**What to do:**
Gather all lines with the word "Jamie" in them.
─── Record excerpts
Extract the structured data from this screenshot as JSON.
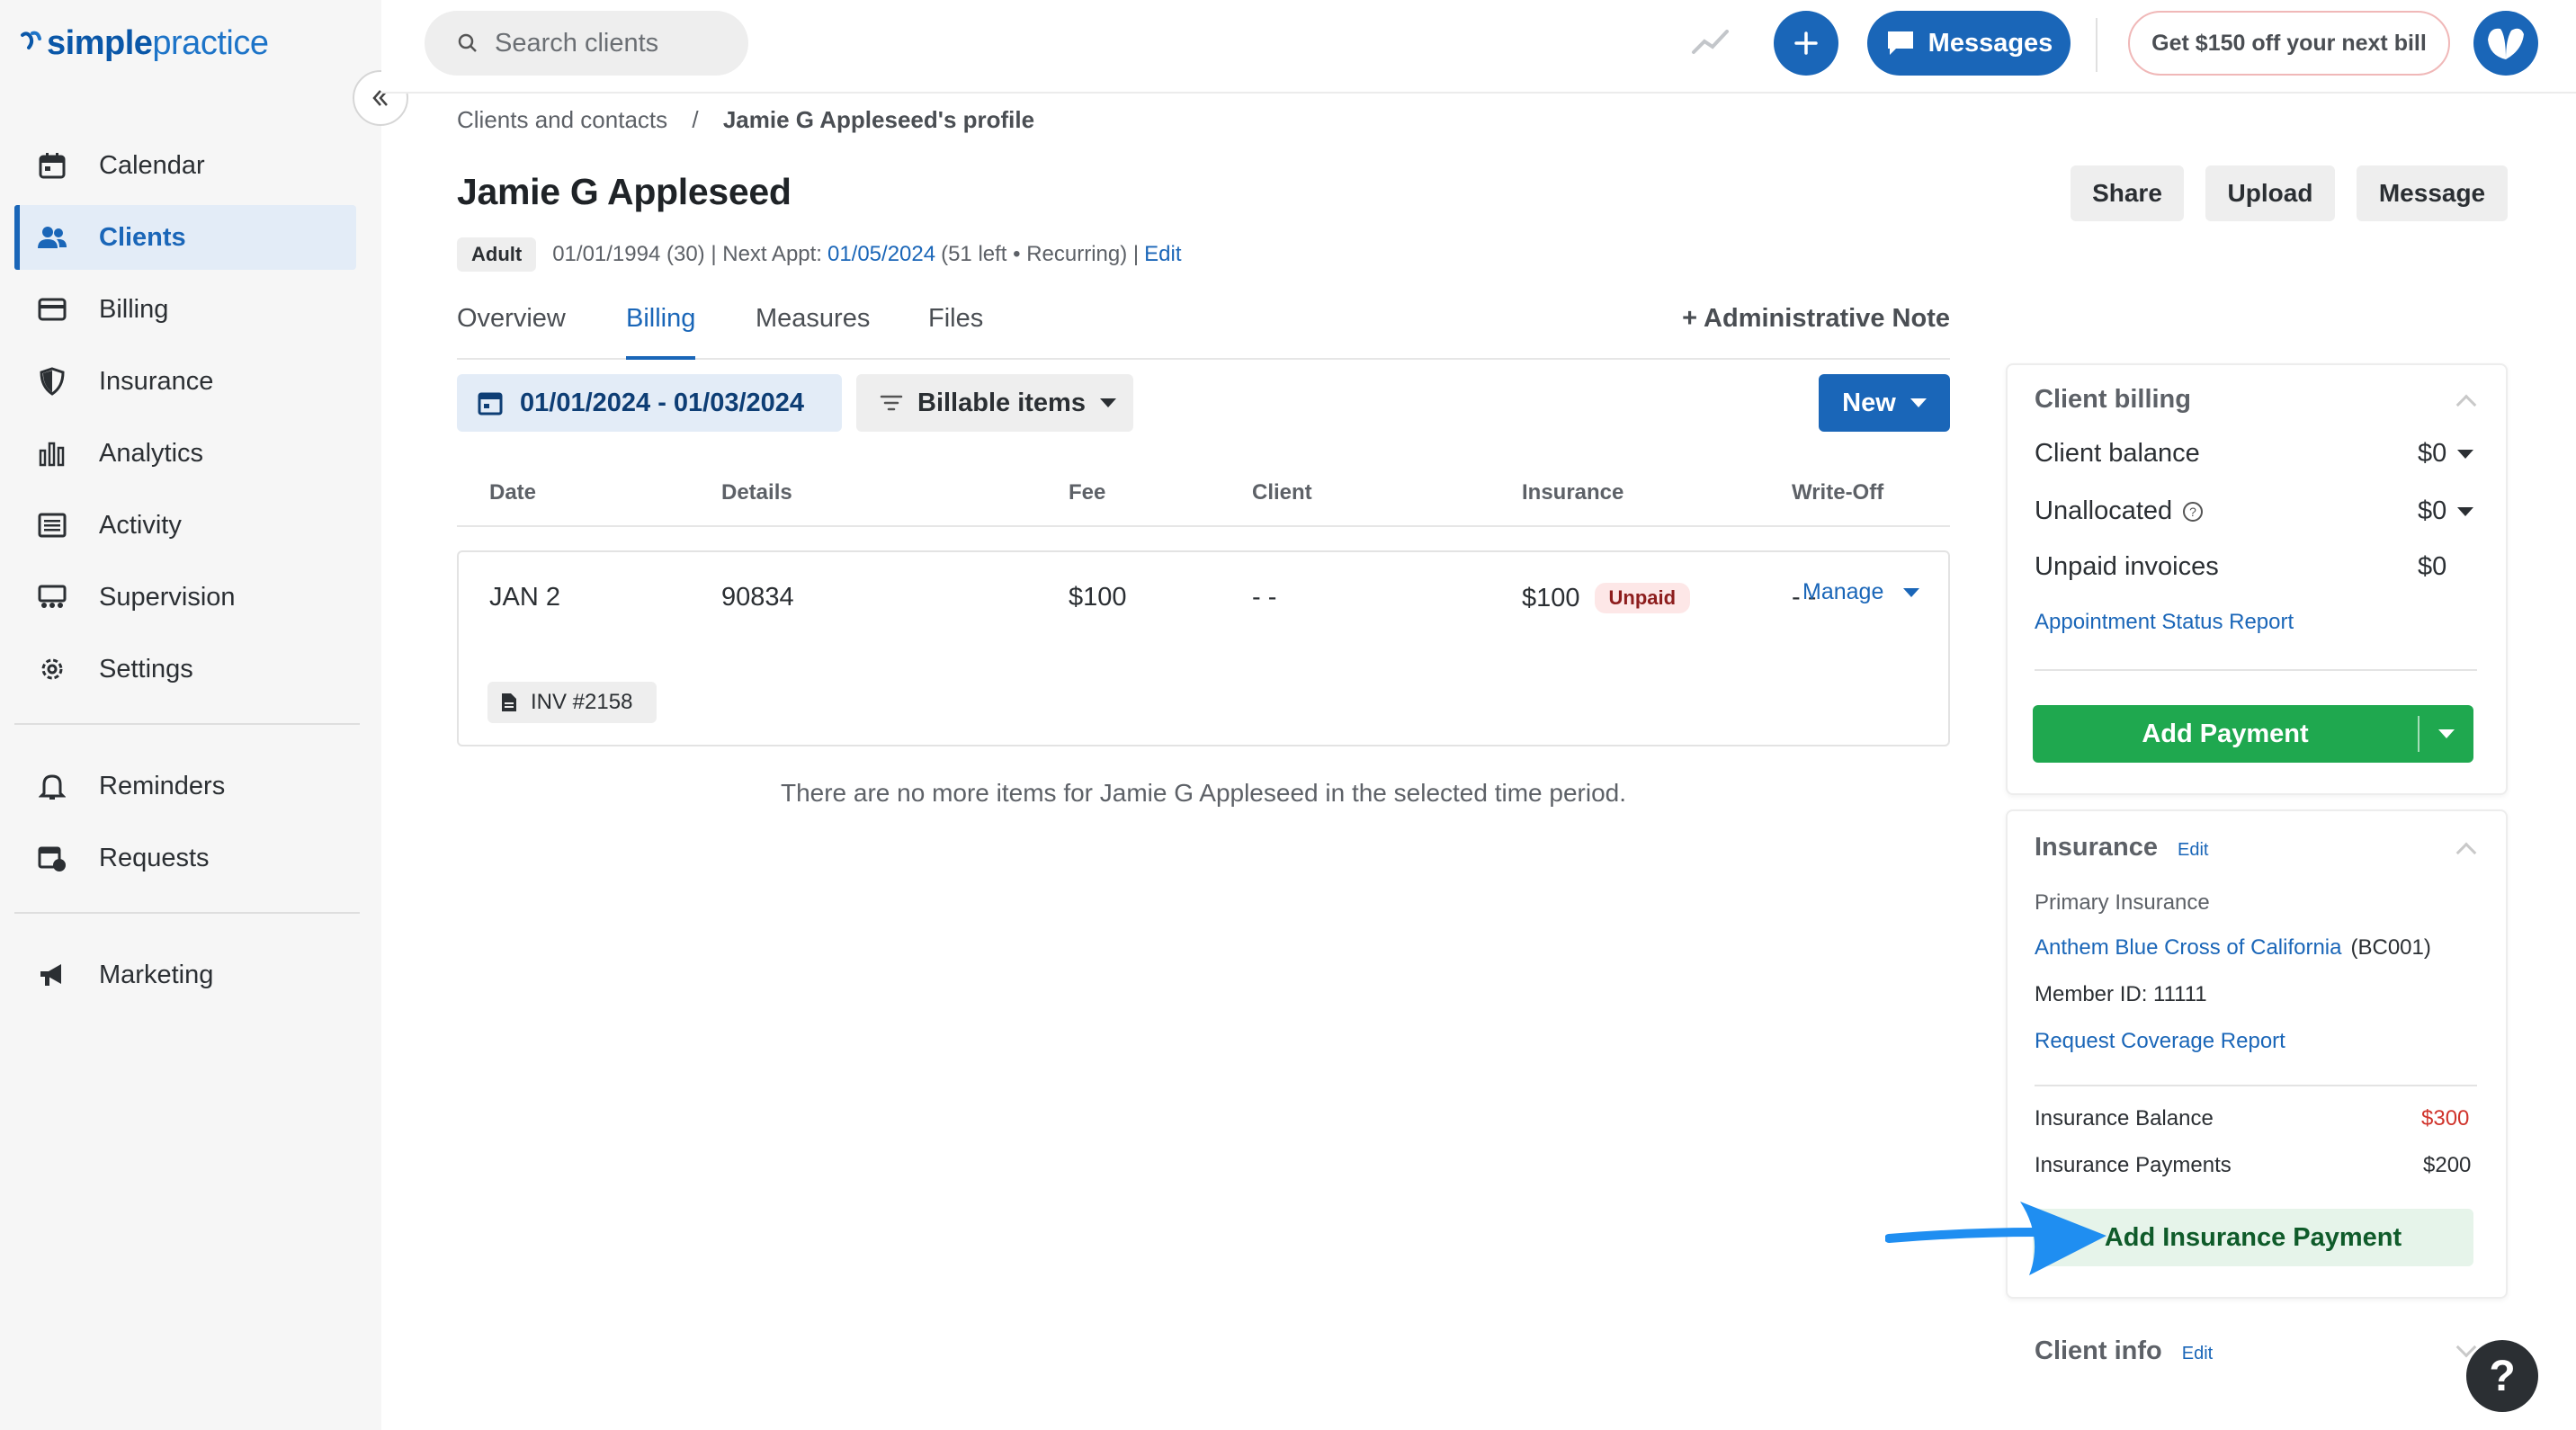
{
  "app": {
    "logo_text_a": "simple",
    "logo_text_b": "practice"
  },
  "sidebar": {
    "items": [
      {
        "label": "Calendar",
        "icon": "calendar-icon",
        "active": false
      },
      {
        "label": "Clients",
        "icon": "clients-icon",
        "active": true
      },
      {
        "label": "Billing",
        "icon": "billing-icon",
        "active": false
      },
      {
        "label": "Insurance",
        "icon": "shield-icon",
        "active": false
      },
      {
        "label": "Analytics",
        "icon": "analytics-icon",
        "active": false
      },
      {
        "label": "Activity",
        "icon": "activity-icon",
        "active": false
      },
      {
        "label": "Supervision",
        "icon": "supervision-icon",
        "active": false
      },
      {
        "label": "Settings",
        "icon": "gear-icon",
        "active": false
      },
      {
        "label": "Reminders",
        "icon": "bell-icon",
        "active": false
      },
      {
        "label": "Requests",
        "icon": "requests-icon",
        "active": false
      },
      {
        "label": "Marketing",
        "icon": "megaphone-icon",
        "active": false
      }
    ]
  },
  "topbar": {
    "search_placeholder": "Search clients",
    "messages_label": "Messages",
    "promo_label": "Get $150 off your next bill"
  },
  "breadcrumb": {
    "parent": "Clients and contacts",
    "separator": "/",
    "current": "Jamie G Appleseed's profile"
  },
  "client": {
    "name": "Jamie G Appleseed",
    "age_badge": "Adult",
    "dob_text": "01/01/1994 (30) | Next Appt:",
    "next_appt": "01/05/2024",
    "appt_meta": "(51 left • Recurring) |",
    "edit_label": "Edit"
  },
  "header_buttons": {
    "share": "Share",
    "upload": "Upload",
    "message": "Message"
  },
  "tabs": [
    "Overview",
    "Billing",
    "Measures",
    "Files"
  ],
  "active_tab": "Billing",
  "admin_note_label": "+ Administrative Note",
  "filters": {
    "date_range": "01/01/2024 - 01/03/2024",
    "billable": "Billable items",
    "new_label": "New"
  },
  "table": {
    "headers": [
      "Date",
      "Details",
      "Fee",
      "Client",
      "Insurance",
      "Write-Off"
    ],
    "row": {
      "date": "JAN 2",
      "details": "90834",
      "fee": "$100",
      "client": "- -",
      "insurance": "$100",
      "status": "Unpaid",
      "writeoff": "- -",
      "manage": "Manage",
      "invoice": "INV #2158"
    },
    "empty_message": "There are no more items for Jamie G Appleseed in the selected time period."
  },
  "client_billing": {
    "title": "Client billing",
    "client_balance_label": "Client balance",
    "client_balance": "$0",
    "unallocated_label": "Unallocated",
    "unallocated": "$0",
    "unpaid_label": "Unpaid invoices",
    "unpaid": "$0",
    "report_link": "Appointment Status Report",
    "add_payment": "Add Payment"
  },
  "insurance": {
    "title": "Insurance",
    "edit": "Edit",
    "primary_label": "Primary Insurance",
    "payer": "Anthem Blue Cross of California",
    "payer_code": "(BC001)",
    "member_id": "Member ID: 11111",
    "coverage_link": "Request Coverage Report",
    "balance_label": "Insurance Balance",
    "balance": "$300",
    "payments_label": "Insurance Payments",
    "payments": "$200",
    "add_payment": "Add Insurance Payment"
  },
  "client_info": {
    "title": "Client info",
    "edit": "Edit"
  },
  "help_label": "?",
  "colors": {
    "brand_blue": "#1a66b8",
    "green": "#1fa84f",
    "alert_red": "#d0342c",
    "arrow_blue": "#1f8ef1"
  }
}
──────
**Task output:**
    "current": "Jamie G Appleseed's profile"
    "name": "Jamie G Appleseed",
    "empty_message": "There are no more items for Jamie G Appleseed in the selected time period."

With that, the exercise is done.